[PROMPT]:
Could you give the data below again, exactly and completely?

[AVAILABLE RECORDS]:

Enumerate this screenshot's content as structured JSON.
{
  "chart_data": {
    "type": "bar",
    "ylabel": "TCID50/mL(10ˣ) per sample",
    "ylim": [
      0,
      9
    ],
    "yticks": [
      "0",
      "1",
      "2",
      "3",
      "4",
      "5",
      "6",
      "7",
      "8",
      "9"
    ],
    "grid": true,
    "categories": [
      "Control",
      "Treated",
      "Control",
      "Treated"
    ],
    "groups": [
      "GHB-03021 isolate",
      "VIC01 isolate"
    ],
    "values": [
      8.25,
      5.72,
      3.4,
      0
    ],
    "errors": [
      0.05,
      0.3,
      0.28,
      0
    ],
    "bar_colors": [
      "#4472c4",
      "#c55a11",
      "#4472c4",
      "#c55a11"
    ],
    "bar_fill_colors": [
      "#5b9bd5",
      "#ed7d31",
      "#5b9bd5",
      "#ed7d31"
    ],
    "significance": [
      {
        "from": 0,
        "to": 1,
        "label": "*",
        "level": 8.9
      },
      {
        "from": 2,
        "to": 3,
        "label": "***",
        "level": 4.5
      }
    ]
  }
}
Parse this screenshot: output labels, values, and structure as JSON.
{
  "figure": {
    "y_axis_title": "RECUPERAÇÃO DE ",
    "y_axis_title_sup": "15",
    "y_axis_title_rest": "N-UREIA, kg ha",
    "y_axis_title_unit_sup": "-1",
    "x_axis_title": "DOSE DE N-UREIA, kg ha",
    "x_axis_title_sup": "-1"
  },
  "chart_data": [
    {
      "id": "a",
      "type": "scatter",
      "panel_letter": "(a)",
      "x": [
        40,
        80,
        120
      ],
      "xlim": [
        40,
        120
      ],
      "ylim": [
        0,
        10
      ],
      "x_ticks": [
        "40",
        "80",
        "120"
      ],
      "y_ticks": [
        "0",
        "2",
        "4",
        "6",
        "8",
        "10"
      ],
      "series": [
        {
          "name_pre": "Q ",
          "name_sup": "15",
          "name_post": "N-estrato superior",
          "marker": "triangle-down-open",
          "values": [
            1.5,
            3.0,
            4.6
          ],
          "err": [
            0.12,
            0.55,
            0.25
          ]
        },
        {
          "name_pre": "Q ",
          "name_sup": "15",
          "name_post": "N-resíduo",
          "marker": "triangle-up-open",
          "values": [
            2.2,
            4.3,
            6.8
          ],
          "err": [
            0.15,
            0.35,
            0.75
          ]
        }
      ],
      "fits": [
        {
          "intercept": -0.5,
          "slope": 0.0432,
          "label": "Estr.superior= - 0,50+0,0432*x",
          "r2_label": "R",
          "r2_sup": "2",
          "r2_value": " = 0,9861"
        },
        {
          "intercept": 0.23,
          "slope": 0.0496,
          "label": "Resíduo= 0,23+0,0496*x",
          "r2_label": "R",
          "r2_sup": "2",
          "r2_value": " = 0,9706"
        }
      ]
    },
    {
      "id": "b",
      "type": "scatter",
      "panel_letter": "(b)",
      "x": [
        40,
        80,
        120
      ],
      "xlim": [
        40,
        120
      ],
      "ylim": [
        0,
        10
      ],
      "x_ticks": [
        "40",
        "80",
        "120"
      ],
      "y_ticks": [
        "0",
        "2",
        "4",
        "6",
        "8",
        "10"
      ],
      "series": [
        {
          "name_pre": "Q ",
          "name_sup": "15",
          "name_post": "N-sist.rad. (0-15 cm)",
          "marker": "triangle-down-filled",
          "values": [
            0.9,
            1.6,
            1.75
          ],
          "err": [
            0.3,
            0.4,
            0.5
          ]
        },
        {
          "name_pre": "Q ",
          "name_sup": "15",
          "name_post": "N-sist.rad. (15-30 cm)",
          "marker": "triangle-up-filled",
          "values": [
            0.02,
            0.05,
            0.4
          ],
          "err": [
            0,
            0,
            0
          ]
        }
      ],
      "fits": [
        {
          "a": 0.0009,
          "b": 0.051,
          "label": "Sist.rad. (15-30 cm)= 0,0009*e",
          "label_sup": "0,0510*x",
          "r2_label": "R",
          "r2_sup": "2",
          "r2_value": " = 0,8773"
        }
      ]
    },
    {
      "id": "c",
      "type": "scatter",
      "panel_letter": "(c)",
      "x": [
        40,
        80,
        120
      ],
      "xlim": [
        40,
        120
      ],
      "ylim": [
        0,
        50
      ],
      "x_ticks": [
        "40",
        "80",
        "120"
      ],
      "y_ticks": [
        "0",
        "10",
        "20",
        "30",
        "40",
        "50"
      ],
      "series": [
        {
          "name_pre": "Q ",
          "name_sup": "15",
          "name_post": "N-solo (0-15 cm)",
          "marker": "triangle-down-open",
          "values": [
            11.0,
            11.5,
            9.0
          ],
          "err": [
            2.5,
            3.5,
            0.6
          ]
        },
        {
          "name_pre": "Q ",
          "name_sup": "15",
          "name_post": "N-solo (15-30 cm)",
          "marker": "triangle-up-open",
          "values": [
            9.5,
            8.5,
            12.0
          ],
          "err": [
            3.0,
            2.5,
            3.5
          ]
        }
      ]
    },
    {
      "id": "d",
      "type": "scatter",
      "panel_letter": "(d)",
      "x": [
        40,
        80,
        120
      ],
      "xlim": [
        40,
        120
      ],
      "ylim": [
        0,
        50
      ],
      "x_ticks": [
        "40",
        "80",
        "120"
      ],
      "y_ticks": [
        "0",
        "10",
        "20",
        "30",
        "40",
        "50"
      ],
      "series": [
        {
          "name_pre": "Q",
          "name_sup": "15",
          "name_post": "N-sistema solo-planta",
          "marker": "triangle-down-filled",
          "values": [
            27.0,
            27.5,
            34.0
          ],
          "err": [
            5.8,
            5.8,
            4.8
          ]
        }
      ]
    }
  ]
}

[ANSWER TO THE EXERCISE]:
Enumerate this screenshot's content as structured JSON.
{
  "chart_data": {
    "type": "bar",
    "ylabel": "TCID50/mL(10ˣ) per sample",
    "ylim": [
      0,
      9
    ],
    "yticks": [
      "0",
      "1",
      "2",
      "3",
      "4",
      "5",
      "6",
      "7",
      "8",
      "9"
    ],
    "grid": true,
    "categories": [
      "Control",
      "Treated",
      "Control",
      "Treated"
    ],
    "groups": [
      "GHB-03021 isolate",
      "VIC01 isolate"
    ],
    "values": [
      8.25,
      5.72,
      3.4,
      0
    ],
    "errors": [
      0.05,
      0.3,
      0.28,
      0
    ],
    "bar_colors": [
      "#4472c4",
      "#c55a11",
      "#4472c4",
      "#c55a11"
    ],
    "bar_fill_colors": [
      "#5b9bd5",
      "#ed7d31",
      "#5b9bd5",
      "#ed7d31"
    ],
    "significance": [
      {
        "from": 0,
        "to": 1,
        "label": "*",
        "level": 8.9
      },
      {
        "from": 2,
        "to": 3,
        "label": "***",
        "level": 4.5
      }
    ]
  }
}
Parse this screenshot: output labels, values, and structure as JSON.
{
  "figure": {
    "y_axis_title": "RECUPERAÇÃO DE ",
    "y_axis_title_sup": "15",
    "y_axis_title_rest": "N-UREIA, kg ha",
    "y_axis_title_unit_sup": "-1",
    "x_axis_title": "DOSE DE N-UREIA, kg ha",
    "x_axis_title_sup": "-1"
  },
  "chart_data": [
    {
      "id": "a",
      "type": "scatter",
      "panel_letter": "(a)",
      "x": [
        40,
        80,
        120
      ],
      "xlim": [
        40,
        120
      ],
      "ylim": [
        0,
        10
      ],
      "x_ticks": [
        "40",
        "80",
        "120"
      ],
      "y_ticks": [
        "0",
        "2",
        "4",
        "6",
        "8",
        "10"
      ],
      "series": [
        {
          "name_pre": "Q ",
          "name_sup": "15",
          "name_post": "N-estrato superior",
          "marker": "triangle-down-open",
          "values": [
            1.5,
            3.0,
            4.6
          ],
          "err": [
            0.12,
            0.55,
            0.25
          ]
        },
        {
          "name_pre": "Q ",
          "name_sup": "15",
          "name_post": "N-resíduo",
          "marker": "triangle-up-open",
          "values": [
            2.2,
            4.3,
            6.8
          ],
          "err": [
            0.15,
            0.35,
            0.75
          ]
        }
      ],
      "fits": [
        {
          "intercept": -0.5,
          "slope": 0.0432,
          "label": "Estr.superior= - 0,50+0,0432*x",
          "r2_label": "R",
          "r2_sup": "2",
          "r2_value": " = 0,9861"
        },
        {
          "intercept": 0.23,
          "slope": 0.0496,
          "label": "Resíduo= 0,23+0,0496*x",
          "r2_label": "R",
          "r2_sup": "2",
          "r2_value": " = 0,9706"
        }
      ]
    },
    {
      "id": "b",
      "type": "scatter",
      "panel_letter": "(b)",
      "x": [
        40,
        80,
        120
      ],
      "xlim": [
        40,
        120
      ],
      "ylim": [
        0,
        10
      ],
      "x_ticks": [
        "40",
        "80",
        "120"
      ],
      "y_ticks": [
        "0",
        "2",
        "4",
        "6",
        "8",
        "10"
      ],
      "series": [
        {
          "name_pre": "Q ",
          "name_sup": "15",
          "name_post": "N-sist.rad. (0-15 cm)",
          "marker": "triangle-down-filled",
          "values": [
            0.9,
            1.6,
            1.75
          ],
          "err": [
            0.3,
            0.4,
            0.5
          ]
        },
        {
          "name_pre": "Q ",
          "name_sup": "15",
          "name_post": "N-sist.rad. (15-30 cm)",
          "marker": "triangle-up-filled",
          "values": [
            0.02,
            0.05,
            0.4
          ],
          "err": [
            0,
            0,
            0
          ]
        }
      ],
      "fits": [
        {
          "a": 0.0009,
          "b": 0.051,
          "label": "Sist.rad. (15-30 cm)= 0,0009*e",
          "label_sup": "0,0510*x",
          "r2_label": "R",
          "r2_sup": "2",
          "r2_value": " = 0,8773"
        }
      ]
    },
    {
      "id": "c",
      "type": "scatter",
      "panel_letter": "(c)",
      "x": [
        40,
        80,
        120
      ],
      "xlim": [
        40,
        120
      ],
      "ylim": [
        0,
        50
      ],
      "x_ticks": [
        "40",
        "80",
        "120"
      ],
      "y_ticks": [
        "0",
        "10",
        "20",
        "30",
        "40",
        "50"
      ],
      "series": [
        {
          "name_pre": "Q ",
          "name_sup": "15",
          "name_post": "N-solo (0-15 cm)",
          "marker": "triangle-down-open",
          "values": [
            11.0,
            11.5,
            9.0
          ],
          "err": [
            2.5,
            3.5,
            0.6
          ]
        },
        {
          "name_pre": "Q ",
          "name_sup": "15",
          "name_post": "N-solo (15-30 cm)",
          "marker": "triangle-up-open",
          "values": [
            9.5,
            8.5,
            12.0
          ],
          "err": [
            3.0,
            2.5,
            3.5
          ]
        }
      ]
    },
    {
      "id": "d",
      "type": "scatter",
      "panel_letter": "(d)",
      "x": [
        40,
        80,
        120
      ],
      "xlim": [
        40,
        120
      ],
      "ylim": [
        0,
        50
      ],
      "x_ticks": [
        "40",
        "80",
        "120"
      ],
      "y_ticks": [
        "0",
        "10",
        "20",
        "30",
        "40",
        "50"
      ],
      "series": [
        {
          "name_pre": "Q",
          "name_sup": "15",
          "name_post": "N-sistema solo-planta",
          "marker": "triangle-down-filled",
          "values": [
            27.0,
            27.5,
            34.0
          ],
          "err": [
            5.8,
            5.8,
            4.8
          ]
        }
      ]
    }
  ]
}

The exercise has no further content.